### Given problem
Show every line where "вислоухая" occurs.

### Stored data
----------
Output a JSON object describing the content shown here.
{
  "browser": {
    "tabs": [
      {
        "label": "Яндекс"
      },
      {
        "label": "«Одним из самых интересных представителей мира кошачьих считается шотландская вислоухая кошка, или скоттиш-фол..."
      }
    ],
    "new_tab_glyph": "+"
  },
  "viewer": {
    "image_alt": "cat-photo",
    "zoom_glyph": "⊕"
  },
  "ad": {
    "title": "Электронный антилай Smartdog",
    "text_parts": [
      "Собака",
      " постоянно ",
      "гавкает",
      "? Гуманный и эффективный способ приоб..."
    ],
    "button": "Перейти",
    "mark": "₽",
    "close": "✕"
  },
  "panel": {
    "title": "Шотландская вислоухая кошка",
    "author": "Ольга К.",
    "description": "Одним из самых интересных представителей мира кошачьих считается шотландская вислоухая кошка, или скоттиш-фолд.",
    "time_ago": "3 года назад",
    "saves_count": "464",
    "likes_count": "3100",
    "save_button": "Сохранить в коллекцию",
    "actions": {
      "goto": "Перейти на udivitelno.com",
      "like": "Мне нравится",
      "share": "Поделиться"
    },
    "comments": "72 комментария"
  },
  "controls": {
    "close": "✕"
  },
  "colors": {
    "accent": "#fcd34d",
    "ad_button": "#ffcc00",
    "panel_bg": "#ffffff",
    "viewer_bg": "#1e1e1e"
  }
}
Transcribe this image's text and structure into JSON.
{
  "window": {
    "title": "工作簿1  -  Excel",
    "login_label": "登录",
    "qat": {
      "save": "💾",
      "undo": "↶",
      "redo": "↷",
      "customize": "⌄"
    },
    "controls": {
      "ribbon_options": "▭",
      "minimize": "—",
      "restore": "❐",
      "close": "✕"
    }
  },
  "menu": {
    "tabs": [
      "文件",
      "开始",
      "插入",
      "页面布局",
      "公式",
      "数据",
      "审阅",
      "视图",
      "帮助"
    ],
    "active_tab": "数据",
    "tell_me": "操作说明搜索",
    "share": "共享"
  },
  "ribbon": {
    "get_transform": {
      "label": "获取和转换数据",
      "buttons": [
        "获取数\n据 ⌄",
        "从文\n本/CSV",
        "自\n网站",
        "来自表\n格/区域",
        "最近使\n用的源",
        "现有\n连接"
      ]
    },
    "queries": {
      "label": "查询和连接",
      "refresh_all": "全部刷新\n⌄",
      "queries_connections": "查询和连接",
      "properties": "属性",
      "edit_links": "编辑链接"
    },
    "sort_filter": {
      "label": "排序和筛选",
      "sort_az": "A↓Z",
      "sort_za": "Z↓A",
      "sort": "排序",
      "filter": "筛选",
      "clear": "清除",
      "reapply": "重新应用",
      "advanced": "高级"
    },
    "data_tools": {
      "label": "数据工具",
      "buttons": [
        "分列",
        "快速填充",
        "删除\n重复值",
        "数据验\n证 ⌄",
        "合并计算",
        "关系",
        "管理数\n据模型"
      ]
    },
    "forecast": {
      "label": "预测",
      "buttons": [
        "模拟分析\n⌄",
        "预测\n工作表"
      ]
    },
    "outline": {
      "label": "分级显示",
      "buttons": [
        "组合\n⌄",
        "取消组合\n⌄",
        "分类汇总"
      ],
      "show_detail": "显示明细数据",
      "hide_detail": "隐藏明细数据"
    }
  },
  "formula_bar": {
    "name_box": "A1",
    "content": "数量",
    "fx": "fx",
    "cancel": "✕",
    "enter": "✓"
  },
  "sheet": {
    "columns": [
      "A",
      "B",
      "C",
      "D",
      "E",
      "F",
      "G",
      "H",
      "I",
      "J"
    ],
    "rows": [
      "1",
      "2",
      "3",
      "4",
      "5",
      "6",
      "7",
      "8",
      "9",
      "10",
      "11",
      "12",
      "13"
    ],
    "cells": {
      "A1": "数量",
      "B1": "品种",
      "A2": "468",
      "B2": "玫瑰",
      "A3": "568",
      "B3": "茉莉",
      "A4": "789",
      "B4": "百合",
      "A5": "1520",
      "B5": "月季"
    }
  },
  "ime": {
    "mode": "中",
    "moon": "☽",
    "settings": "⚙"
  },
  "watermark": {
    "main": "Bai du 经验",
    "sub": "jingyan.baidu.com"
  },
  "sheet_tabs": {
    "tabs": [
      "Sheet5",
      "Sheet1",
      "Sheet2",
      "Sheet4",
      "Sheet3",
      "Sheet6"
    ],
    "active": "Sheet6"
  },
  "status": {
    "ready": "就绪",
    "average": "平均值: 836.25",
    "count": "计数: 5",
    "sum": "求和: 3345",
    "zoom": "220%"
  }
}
----------
### Answer to this exercise
        "label": "«Одним из самых интересных представителей мира кошачьих считается шотландская вислоухая кошка, или скоттиш-фол..."
    "title": "Шотландская вислоухая кошка",
    "description": "Одним из самых интересных представителей мира кошачьих считается шотландская вислоухая кошка, или скоттиш-фолд.",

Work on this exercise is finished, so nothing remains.